Exercise set =>
• 1. In the article on online meetings, what replaces eye contact when people meet online?
• 2. Resume the article on online meetings, picking up after its final sentence.

───── Passage to read ─────

The growth in awareness of the climate emergency is increasing pressure on companies to reduce their carbon footprint and is likely to lead to a significant reduction in business travel, including flying. And yet at the same time, many companies are seeking to increase collaboration between people who are not routinely face to face, either because they work from home or are based in different geographical locations
One inevitable consequence is a greater reliance on technology to connect us. And yet, for most people, the quality of online meetings is dire. One reason is the technology itself: even the best online meeting platforms are poorly designed and lack important functionality. And then there is the blight of poor internet connection with associated dropout.
However, another important factor is the way we use the technology. Online meetings differ subtly, but significantly, from physical meetings. There are three main areas where greater skill makes for better meetings.
The first is in the meeting set-up. Instead of taking in the whole human being, in all their three-dimensional richness, as we do when we meet in the flesh, we are limited to a thumbnail or, at best, a larger image that occupies the majority of our computer screen.
To make the most of this, there are a few basic principles to do with positioning the webcam, and framing and lighting well, that help maximise the impact you create on other people’s screens. In particular it’s crucial to understand how eye contact - so important when you’re in the same room - is replaced by a pseudo eye contact mediated by the webcam. When you speak, you are likely to look at other people’s thumbnails in order to gauge their responses. And where you position these on your screen will significantly affect their experience of you.
The second is how you speak and contribute your thoughts and ideas.
This involves many of the same skills that help people communicate well in any environment, to do with content, physicality and vocality. But there are subtle adjustments that need to be made when you are talking to people via a webcam rather than in the flesh. Even those who are effective communicators in physical meetings can benefit from greater understanding of the minutiae that create impact online.
The temptation can be to slump in your chair and gaze off to the side, thinking while you speak. But the result is deeply disengaging for those watching and listening. Sitting forward and upright, speaking with energy and conviction, and using your hands assume even greater importance, as do clarity, intonation and pace when people are hearing your voice through tiny speakers.
It pays to be focused and concise in what you say. Being truly present in the meeting, without distractions, is essential if you are to influence others. So shut the door, close down your email and other programmes, eliminate visual and auditory distractions, including putting your phone on silent.
Speaking for too long at a physical meeting risks other people tuning out. People seated in front of a computer feel less observed and there are many more things competing for their attention, so once they have stopped listening, it is much harder to get them back.

───── Data under study ─────

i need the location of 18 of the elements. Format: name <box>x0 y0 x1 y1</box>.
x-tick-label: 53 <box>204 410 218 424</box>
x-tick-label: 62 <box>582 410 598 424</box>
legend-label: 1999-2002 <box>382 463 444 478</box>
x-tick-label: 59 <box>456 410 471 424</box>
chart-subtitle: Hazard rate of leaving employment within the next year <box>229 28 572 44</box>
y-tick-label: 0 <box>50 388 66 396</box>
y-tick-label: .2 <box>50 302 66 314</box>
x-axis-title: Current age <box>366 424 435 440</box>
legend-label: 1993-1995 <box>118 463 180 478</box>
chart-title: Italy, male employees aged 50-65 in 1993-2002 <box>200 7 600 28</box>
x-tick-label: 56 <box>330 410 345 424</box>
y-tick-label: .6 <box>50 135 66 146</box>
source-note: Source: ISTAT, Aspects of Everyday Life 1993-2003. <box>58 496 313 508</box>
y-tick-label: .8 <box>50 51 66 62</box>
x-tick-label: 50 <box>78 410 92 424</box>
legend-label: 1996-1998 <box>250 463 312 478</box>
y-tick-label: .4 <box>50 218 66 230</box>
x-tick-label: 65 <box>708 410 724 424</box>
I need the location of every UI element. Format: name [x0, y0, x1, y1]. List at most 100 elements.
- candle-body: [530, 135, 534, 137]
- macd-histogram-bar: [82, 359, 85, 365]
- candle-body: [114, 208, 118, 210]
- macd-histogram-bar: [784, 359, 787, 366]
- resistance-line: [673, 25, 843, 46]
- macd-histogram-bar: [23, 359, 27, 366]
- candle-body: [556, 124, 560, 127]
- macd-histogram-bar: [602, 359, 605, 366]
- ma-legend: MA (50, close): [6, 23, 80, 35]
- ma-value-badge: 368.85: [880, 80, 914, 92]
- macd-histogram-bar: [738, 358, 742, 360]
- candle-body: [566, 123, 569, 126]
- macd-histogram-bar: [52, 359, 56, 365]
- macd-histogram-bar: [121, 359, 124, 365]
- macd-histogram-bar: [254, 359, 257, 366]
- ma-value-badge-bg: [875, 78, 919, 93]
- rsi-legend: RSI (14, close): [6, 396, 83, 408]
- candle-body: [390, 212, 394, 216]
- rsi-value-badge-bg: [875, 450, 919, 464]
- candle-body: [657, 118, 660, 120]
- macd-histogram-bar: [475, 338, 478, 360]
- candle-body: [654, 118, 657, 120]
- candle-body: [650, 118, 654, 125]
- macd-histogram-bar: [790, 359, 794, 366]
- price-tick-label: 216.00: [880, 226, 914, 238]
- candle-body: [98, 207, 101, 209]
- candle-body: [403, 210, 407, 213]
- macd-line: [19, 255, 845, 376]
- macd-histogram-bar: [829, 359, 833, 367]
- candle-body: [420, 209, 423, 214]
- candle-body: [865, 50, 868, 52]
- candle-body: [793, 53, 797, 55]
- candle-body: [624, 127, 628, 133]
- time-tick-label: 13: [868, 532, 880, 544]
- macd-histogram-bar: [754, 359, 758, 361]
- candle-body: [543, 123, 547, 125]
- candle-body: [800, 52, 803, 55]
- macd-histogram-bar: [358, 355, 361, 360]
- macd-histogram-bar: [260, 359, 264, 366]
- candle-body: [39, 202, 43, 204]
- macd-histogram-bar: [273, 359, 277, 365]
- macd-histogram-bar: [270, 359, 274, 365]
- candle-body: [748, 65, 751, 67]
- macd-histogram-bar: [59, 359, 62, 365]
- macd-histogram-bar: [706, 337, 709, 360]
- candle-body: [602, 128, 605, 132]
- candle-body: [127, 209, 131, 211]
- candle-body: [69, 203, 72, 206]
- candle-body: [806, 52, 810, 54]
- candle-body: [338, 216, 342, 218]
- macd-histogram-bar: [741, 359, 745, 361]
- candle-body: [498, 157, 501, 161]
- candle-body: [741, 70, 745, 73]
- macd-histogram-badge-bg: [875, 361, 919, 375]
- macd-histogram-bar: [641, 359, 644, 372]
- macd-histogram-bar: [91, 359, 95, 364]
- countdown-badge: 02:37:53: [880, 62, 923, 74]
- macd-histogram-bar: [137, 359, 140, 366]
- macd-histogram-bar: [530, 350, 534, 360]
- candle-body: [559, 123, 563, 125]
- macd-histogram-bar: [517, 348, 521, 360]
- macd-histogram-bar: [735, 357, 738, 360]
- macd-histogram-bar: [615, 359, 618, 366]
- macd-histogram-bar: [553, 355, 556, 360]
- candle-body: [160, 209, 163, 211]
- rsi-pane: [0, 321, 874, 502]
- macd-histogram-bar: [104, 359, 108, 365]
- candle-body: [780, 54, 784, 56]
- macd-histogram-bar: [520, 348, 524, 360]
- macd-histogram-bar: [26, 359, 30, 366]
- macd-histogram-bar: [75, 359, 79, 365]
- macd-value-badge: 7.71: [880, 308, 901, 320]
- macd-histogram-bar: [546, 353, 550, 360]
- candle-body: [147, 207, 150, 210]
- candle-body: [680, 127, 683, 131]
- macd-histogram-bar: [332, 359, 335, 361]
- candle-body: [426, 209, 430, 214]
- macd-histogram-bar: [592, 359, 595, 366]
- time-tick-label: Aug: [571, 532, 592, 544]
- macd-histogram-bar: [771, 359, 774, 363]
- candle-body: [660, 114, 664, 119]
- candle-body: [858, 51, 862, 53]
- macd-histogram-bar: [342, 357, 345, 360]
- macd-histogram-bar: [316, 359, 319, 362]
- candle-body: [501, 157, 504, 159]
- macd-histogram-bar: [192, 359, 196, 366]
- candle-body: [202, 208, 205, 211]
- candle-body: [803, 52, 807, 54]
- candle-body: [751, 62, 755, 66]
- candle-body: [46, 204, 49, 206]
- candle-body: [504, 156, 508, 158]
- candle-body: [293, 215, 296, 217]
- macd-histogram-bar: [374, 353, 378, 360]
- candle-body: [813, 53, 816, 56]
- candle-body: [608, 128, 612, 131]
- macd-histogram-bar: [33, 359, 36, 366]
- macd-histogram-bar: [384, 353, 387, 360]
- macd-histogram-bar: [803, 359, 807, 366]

─────

Outputs by task =>
• 1. A pseudo eye contact mediated by the webcam.

• 2.
Thirdly there is a significant difference in how the best online meetings are hosted. We know from many of our clients that the quality of regular meetings, when everyone is in the same room, often leaves much to be desired. In many organisations the standard of chairing or facilitating is poor, with discussion dominated by a small number of confident individuals, while the less vocal and more reserved, who may have fantastic contributions to make, regularly struggle to get airtime.
This dynamic is exacerbated in remote meetings because the hurdle to speaking is much higher. We regularly work with clients who experience what I call a 50/50 moment. They have something they could say at a meeting, but err on the side of caution and only speak when they are certain it will be well received. To do so in an online meeting requires that much more confidence, so the default is to keep quiet.
Moments of silence are relatively rare in most physical meetings. But in online meetings a question thrown out to the group regularly results in uncomfortable silence until one of the usual suspects fills it, whether or not they have anything valuable to say.
The challenge of managing those who over-talk is also magnified. In the absence of the subtle cues from others that they wish to speak, many people simply keep going, even when they know in their hearts that they have run out of things to say, because they cannot face the potential awkwardness of silence.
The need for the host to understand how to run a productive meeting is even greater than in physical meetings: to monitor the dynamic, to facilitate contributions from everyone and to manage time and content with grace and firmness. Running a good meeting is challenging. Running a good meeting online even more so.
Most of us are destined to spend more time interacting with others remotely. The companies that equip their people to do this well are the ones most likely to thrive.